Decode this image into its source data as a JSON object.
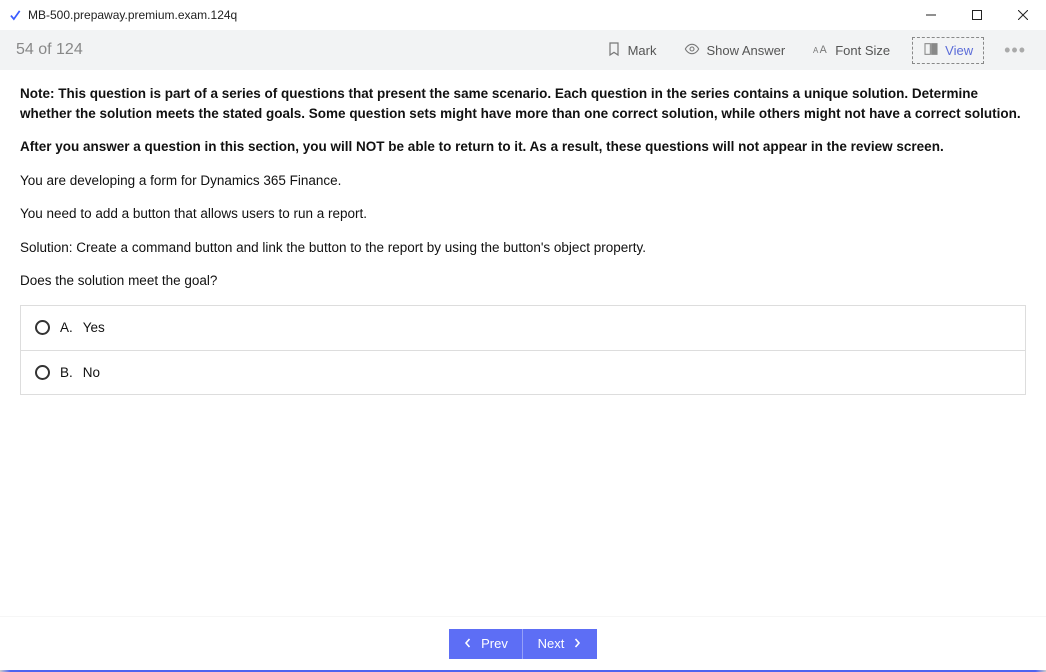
{
  "window": {
    "title": "MB-500.prepaway.premium.exam.124q"
  },
  "toolbar": {
    "progress": "54 of 124",
    "mark": "Mark",
    "show_answer": "Show Answer",
    "font_size": "Font Size",
    "view": "View"
  },
  "question": {
    "note": "Note: This question is part of a series of questions that present the same scenario. Each question in the series contains a unique solution. Determine whether the solution meets the stated goals. Some question sets might have more than one correct solution, while others might not have a correct solution.",
    "warning": "After you answer a question in this section, you will NOT be able to return to it. As a result, these questions will not appear in the review screen.",
    "line1": "You are developing a form for Dynamics 365 Finance.",
    "line2": "You need to add a button that allows users to run a report.",
    "line3": "Solution: Create a command button and link the button to the report by using the button's object property.",
    "line4": "Does the solution meet the goal?",
    "options": [
      {
        "letter": "A.",
        "text": "Yes"
      },
      {
        "letter": "B.",
        "text": "No"
      }
    ]
  },
  "footer": {
    "prev": "Prev",
    "next": "Next"
  }
}
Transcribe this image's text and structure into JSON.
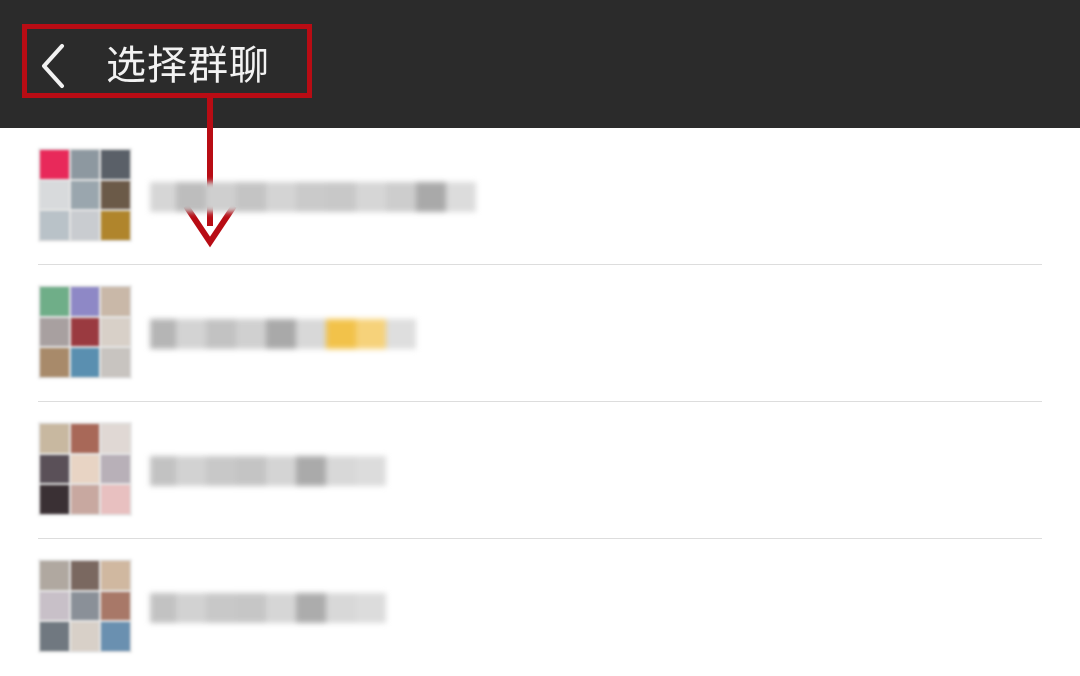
{
  "header": {
    "title": "选择群聊",
    "back_icon": "chevron-left-icon",
    "background": "#2b2b2b",
    "highlight_color": "#b80c14"
  },
  "groups": [
    {
      "avatar_colors": [
        "#e8295a",
        "#8d98a0",
        "#5a6068",
        "#d8dadc",
        "#9aa6ae",
        "#6b5a48",
        "#b9c2c8",
        "#c9ccd0",
        "#b0852c"
      ],
      "name_blocks": [
        "#d6d6d6",
        "#bdbdbd",
        "#cfcfcf",
        "#c4c4c4",
        "#d4d4d4",
        "#cacaca",
        "#c8c8c8",
        "#d6d6d6",
        "#cdcdcd",
        "#a9a9a9",
        "#dcdcdc"
      ],
      "name_blurred": true
    },
    {
      "avatar_colors": [
        "#6fae88",
        "#8e88c6",
        "#c9b8a8",
        "#a8a0a0",
        "#9a3a40",
        "#d8d0c8",
        "#a88a6a",
        "#5a8fb0",
        "#c8c4c0"
      ],
      "name_blocks": [
        "#b5b5b5",
        "#d3d3d3",
        "#c2c2c2",
        "#d0d0d0",
        "#a9a9a9",
        "#d8d8d8",
        "#f2c24a",
        "#f6d27a",
        "#dedede"
      ],
      "name_blurred": true
    },
    {
      "avatar_colors": [
        "#c8b8a0",
        "#a86858",
        "#e0d8d4",
        "#5a5058",
        "#e8d4c4",
        "#b8b0b8",
        "#3a3034",
        "#c8a8a0",
        "#e8c0c0"
      ],
      "name_blocks": [
        "#c2c2c2",
        "#d2d2d2",
        "#c8c8c8",
        "#c4c4c4",
        "#d4d4d4",
        "#aaaaaa",
        "#d8d8d8",
        "#dcdcdc"
      ],
      "name_blurred": true
    },
    {
      "avatar_colors": [
        "#b0a8a0",
        "#7a6860",
        "#d0b8a0",
        "#c8c0c8",
        "#8a9098",
        "#a87868",
        "#707880",
        "#d8d0c8",
        "#6a90b0"
      ],
      "name_blocks": [
        "#c2c2c2",
        "#d2d2d2",
        "#c8c8c8",
        "#c6c6c6",
        "#d6d6d6",
        "#acacac",
        "#d8d8d8",
        "#dcdcdc"
      ],
      "name_blurred": true
    }
  ]
}
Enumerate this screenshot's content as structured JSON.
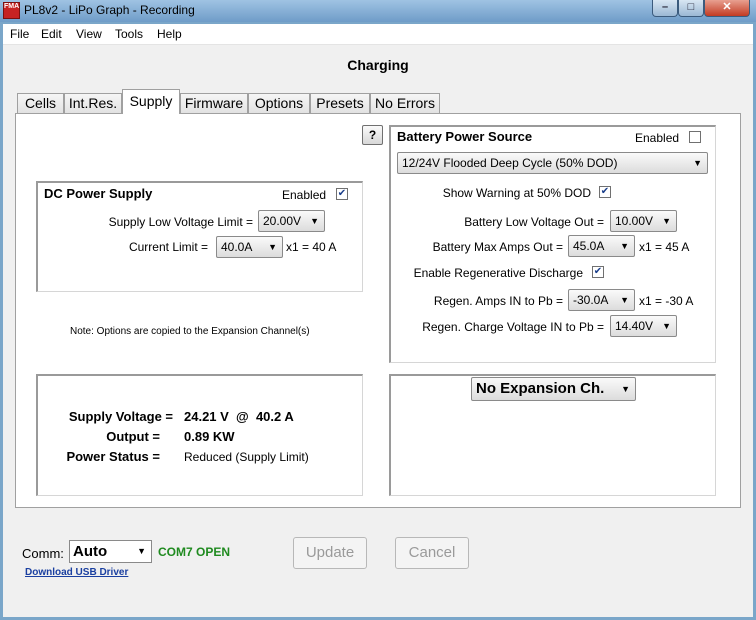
{
  "window": {
    "app_icon_text": "FMA",
    "title": "PL8v2 - LiPo Graph - Recording",
    "minimize": "–",
    "maximize": "□",
    "close": "✕"
  },
  "menu": {
    "items": [
      "File",
      "Edit",
      "View",
      "Tools",
      "Help"
    ]
  },
  "heading": "Charging",
  "tabs": [
    "Cells",
    "Int.Res.",
    "Supply",
    "Firmware",
    "Options",
    "Presets",
    "No Errors"
  ],
  "active_tab": "Supply",
  "help_button": "?",
  "dc_supply": {
    "title": "DC Power Supply",
    "enabled_label": "Enabled",
    "enabled": true,
    "low_voltage_label": "Supply Low Voltage Limit =",
    "low_voltage_value": "20.00V",
    "current_limit_label": "Current Limit =",
    "current_limit_value": "40.0A",
    "current_limit_suffix": "x1 = 40 A"
  },
  "note": "Note:  Options are copied to the Expansion Channel(s)",
  "battery": {
    "title": "Battery Power Source",
    "enabled_label": "Enabled",
    "enabled": false,
    "type_value": "12/24V Flooded Deep Cycle (50% DOD)",
    "warning_label": "Show Warning at 50% DOD",
    "warning_checked": true,
    "low_voltage_label": "Battery Low Voltage Out =",
    "low_voltage_value": "10.00V",
    "max_amps_label": "Battery Max Amps Out =",
    "max_amps_value": "45.0A",
    "max_amps_suffix": "x1 = 45 A",
    "regen_label": "Enable Regenerative Discharge",
    "regen_checked": true,
    "regen_amps_label": "Regen. Amps IN to Pb =",
    "regen_amps_value": "-30.0A",
    "regen_amps_suffix": "x1 = -30 A",
    "regen_voltage_label": "Regen. Charge Voltage IN to Pb =",
    "regen_voltage_value": "14.40V"
  },
  "status": {
    "supply_voltage_label": "Supply Voltage =",
    "supply_voltage_value": "24.21 V  @  40.2 A",
    "output_label": "Output =",
    "output_value": "0.89 KW",
    "power_status_label": "Power Status =",
    "power_status_value": "Reduced (Supply Limit)"
  },
  "expansion_value": "No Expansion Ch.",
  "footer": {
    "comm_label": "Comm:",
    "comm_value": "Auto",
    "com_status": "COM7 OPEN",
    "download_link": "Download USB Driver",
    "update_label": "Update",
    "cancel_label": "Cancel"
  },
  "colors": {
    "com_status": "#1f8a1f",
    "link": "#1a3fa0",
    "titlebar": "#7aa6c9",
    "close_button": "#c23a22"
  }
}
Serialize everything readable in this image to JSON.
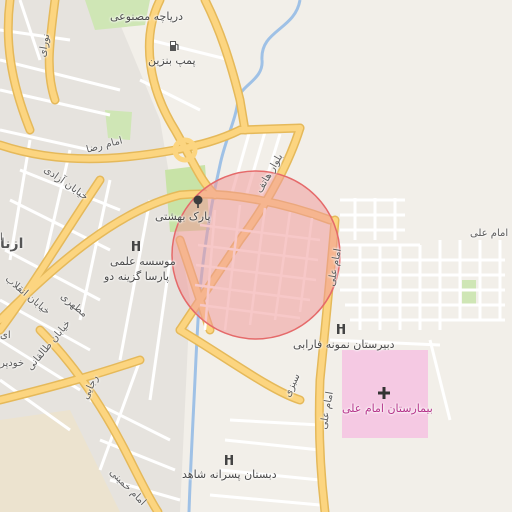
{
  "map": {
    "labels": {
      "lake": "دریاچه مصنوعی",
      "gas_station": "پمپ بنزین",
      "park": "پارک بهشتی",
      "street_hatef": "بلوار هاتف",
      "street_imam_reza": "امام رضا",
      "street_azadi": "خیابان آزادی",
      "street_enghelab": "خیابان انقلاب",
      "street_taleghani": "خیابان طالقانی",
      "street_motahari": "مطهری",
      "street_rajaei": "رجایی",
      "street_homeyni": "امام خمینی",
      "street_khodapour": "خودپر",
      "street_sabzi": "سبزی",
      "street_navvabi": "نورای",
      "street_imam_ali_1": "امام علی",
      "street_imam_ali_2": "امام علی",
      "street_imam_ali_3": "امام علی",
      "institute_1": "موسسه علمی",
      "institute_2": "پارسا گزینه دو",
      "school_farabi": "دبیرستان نمونه فارابی",
      "hospital": "بیمارستان امام علی",
      "school_shahed": "دبستان پسرانه شاهد",
      "city_fragment": "ازنا",
      "edge_fragment_1": "ا",
      "edge_fragment_2": "ای"
    },
    "icons": {
      "gas": "fuel-icon",
      "park": "tree-icon",
      "school": "school-icon",
      "hospital": "hospital-cross-icon"
    },
    "colors": {
      "background": "#f2efe9",
      "major_road": "#fcd580",
      "major_road_casing": "#e5b95a",
      "minor_road": "#ffffff",
      "river": "#9fc1e6",
      "park": "#c8e3a7",
      "hospital_area": "#f5c9e3",
      "highlight_fill": "#f19a9a",
      "highlight_stroke": "#e56a6a",
      "hospital_cross": "#333333"
    },
    "highlight": {
      "opacity": 0.55
    }
  }
}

■ Directions
Every record above should be written out again exactly; the pictures stay out of the copy.

■ Solved problem
Decode this image into its source data as a JSON object.
{
  "window": {
    "title": "MB-500.prepaway.premium.exam.124q"
  },
  "toolbar": {
    "progress": "54 of 124",
    "mark": "Mark",
    "show_answer": "Show Answer",
    "font_size": "Font Size",
    "view": "View"
  },
  "question": {
    "note": "Note: This question is part of a series of questions that present the same scenario. Each question in the series contains a unique solution. Determine whether the solution meets the stated goals. Some question sets might have more than one correct solution, while others might not have a correct solution.",
    "warning": "After you answer a question in this section, you will NOT be able to return to it. As a result, these questions will not appear in the review screen.",
    "line1": "You are developing a form for Dynamics 365 Finance.",
    "line2": "You need to add a button that allows users to run a report.",
    "line3": "Solution: Create a command button and link the button to the report by using the button's object property.",
    "line4": "Does the solution meet the goal?",
    "options": [
      {
        "letter": "A.",
        "text": "Yes"
      },
      {
        "letter": "B.",
        "text": "No"
      }
    ]
  },
  "footer": {
    "prev": "Prev",
    "next": "Next"
  }
}
Transcribe this image's text and structure into JSON.
{
  "header": {
    "title": "选择群聊",
    "back_icon": "chevron-left-icon",
    "background": "#2b2b2b",
    "highlight_color": "#b80c14"
  },
  "groups": [
    {
      "avatar_colors": [
        "#e8295a",
        "#8d98a0",
        "#5a6068",
        "#d8dadc",
        "#9aa6ae",
        "#6b5a48",
        "#b9c2c8",
        "#c9ccd0",
        "#b0852c"
      ],
      "name_blocks": [
        "#d6d6d6",
        "#bdbdbd",
        "#cfcfcf",
        "#c4c4c4",
        "#d4d4d4",
        "#cacaca",
        "#c8c8c8",
        "#d6d6d6",
        "#cdcdcd",
        "#a9a9a9",
        "#dcdcdc"
      ],
      "name_blurred": true
    },
    {
      "avatar_colors": [
        "#6fae88",
        "#8e88c6",
        "#c9b8a8",
        "#a8a0a0",
        "#9a3a40",
        "#d8d0c8",
        "#a88a6a",
        "#5a8fb0",
        "#c8c4c0"
      ],
      "name_blocks": [
        "#b5b5b5",
        "#d3d3d3",
        "#c2c2c2",
        "#d0d0d0",
        "#a9a9a9",
        "#d8d8d8",
        "#f2c24a",
        "#f6d27a",
        "#dedede"
      ],
      "name_blurred": true
    },
    {
      "avatar_colors": [
        "#c8b8a0",
        "#a86858",
        "#e0d8d4",
        "#5a5058",
        "#e8d4c4",
        "#b8b0b8",
        "#3a3034",
        "#c8a8a0",
        "#e8c0c0"
      ],
      "name_blocks": [
        "#c2c2c2",
        "#d2d2d2",
        "#c8c8c8",
        "#c4c4c4",
        "#d4d4d4",
        "#aaaaaa",
        "#d8d8d8",
        "#dcdcdc"
      ],
      "name_blurred": true
    },
    {
      "avatar_colors": [
        "#b0a8a0",
        "#7a6860",
        "#d0b8a0",
        "#c8c0c8",
        "#8a9098",
        "#a87868",
        "#707880",
        "#d8d0c8",
        "#6a90b0"
      ],
      "name_blocks": [
        "#c2c2c2",
        "#d2d2d2",
        "#c8c8c8",
        "#c6c6c6",
        "#d6d6d6",
        "#acacac",
        "#d8d8d8",
        "#dcdcdc"
      ],
      "name_blurred": true
    }
  ]
}
Enumerate this screenshot's content as structured JSON.
{
  "window": {
    "app_icon_text": "FMA",
    "title": "PL8v2 - LiPo Graph - Recording",
    "minimize": "–",
    "maximize": "□",
    "close": "✕"
  },
  "menu": {
    "items": [
      "File",
      "Edit",
      "View",
      "Tools",
      "Help"
    ]
  },
  "heading": "Charging",
  "tabs": [
    "Cells",
    "Int.Res.",
    "Supply",
    "Firmware",
    "Options",
    "Presets",
    "No Errors"
  ],
  "active_tab": "Supply",
  "help_button": "?",
  "dc_supply": {
    "title": "DC Power Supply",
    "enabled_label": "Enabled",
    "enabled": true,
    "low_voltage_label": "Supply Low Voltage Limit =",
    "low_voltage_value": "20.00V",
    "current_limit_label": "Current Limit =",
    "current_limit_value": "40.0A",
    "current_limit_suffix": "x1 = 40 A"
  },
  "note": "Note:  Options are copied to the Expansion Channel(s)",
  "battery": {
    "title": "Battery Power Source",
    "enabled_label": "Enabled",
    "enabled": false,
    "type_value": "12/24V Flooded Deep Cycle (50% DOD)",
    "warning_label": "Show Warning at 50% DOD",
    "warning_checked": true,
    "low_voltage_label": "Battery Low Voltage Out =",
    "low_voltage_value": "10.00V",
    "max_amps_label": "Battery Max Amps Out =",
    "max_amps_value": "45.0A",
    "max_amps_suffix": "x1 = 45 A",
    "regen_label": "Enable Regenerative Discharge",
    "regen_checked": true,
    "regen_amps_label": "Regen. Amps IN to Pb =",
    "regen_amps_value": "-30.0A",
    "regen_amps_suffix": "x1 = -30 A",
    "regen_voltage_label": "Regen. Charge Voltage IN to Pb =",
    "regen_voltage_value": "14.40V"
  },
  "status": {
    "supply_voltage_label": "Supply Voltage =",
    "supply_voltage_value": "24.21 V  @  40.2 A",
    "output_label": "Output =",
    "output_value": "0.89 KW",
    "power_status_label": "Power Status =",
    "power_status_value": "Reduced (Supply Limit)"
  },
  "expansion_value": "No Expansion Ch.",
  "footer": {
    "comm_label": "Comm:",
    "comm_value": "Auto",
    "com_status": "COM7 OPEN",
    "download_link": "Download USB Driver",
    "update_label": "Update",
    "cancel_label": "Cancel"
  },
  "colors": {
    "com_status": "#1f8a1f",
    "link": "#1a3fa0",
    "titlebar": "#7aa6c9",
    "close_button": "#c23a22"
  }
}
Serialize everything readable in this image to JSON.
{
  "map": {
    "labels": {
      "lake": "دریاچه مصنوعی",
      "gas_station": "پمپ بنزین",
      "park": "پارک بهشتی",
      "street_hatef": "بلوار هاتف",
      "street_imam_reza": "امام رضا",
      "street_azadi": "خیابان آزادی",
      "street_enghelab": "خیابان انقلاب",
      "street_taleghani": "خیابان طالقانی",
      "street_motahari": "مطهری",
      "street_rajaei": "رجایی",
      "street_homeyni": "امام خمینی",
      "street_khodapour": "خودپر",
      "street_sabzi": "سبزی",
      "street_navvabi": "نورای",
      "street_imam_ali_1": "امام علی",
      "street_imam_ali_2": "امام علی",
      "street_imam_ali_3": "امام علی",
      "institute_1": "موسسه علمی",
      "institute_2": "پارسا گزینه دو",
      "school_farabi": "دبیرستان نمونه فارابی",
      "hospital": "بیمارستان امام علی",
      "school_shahed": "دبستان پسرانه شاهد",
      "city_fragment": "ازنا",
      "edge_fragment_1": "ا",
      "edge_fragment_2": "ای"
    },
    "icons": {
      "gas": "fuel-icon",
      "park": "tree-icon",
      "school": "school-icon",
      "hospital": "hospital-cross-icon"
    },
    "colors": {
      "background": "#f2efe9",
      "major_road": "#fcd580",
      "major_road_casing": "#e5b95a",
      "minor_road": "#ffffff",
      "river": "#9fc1e6",
      "park": "#c8e3a7",
      "hospital_area": "#f5c9e3",
      "highlight_fill": "#f19a9a",
      "highlight_stroke": "#e56a6a",
      "hospital_cross": "#333333"
    },
    "highlight": {
      "opacity": 0.55
    }
  }
}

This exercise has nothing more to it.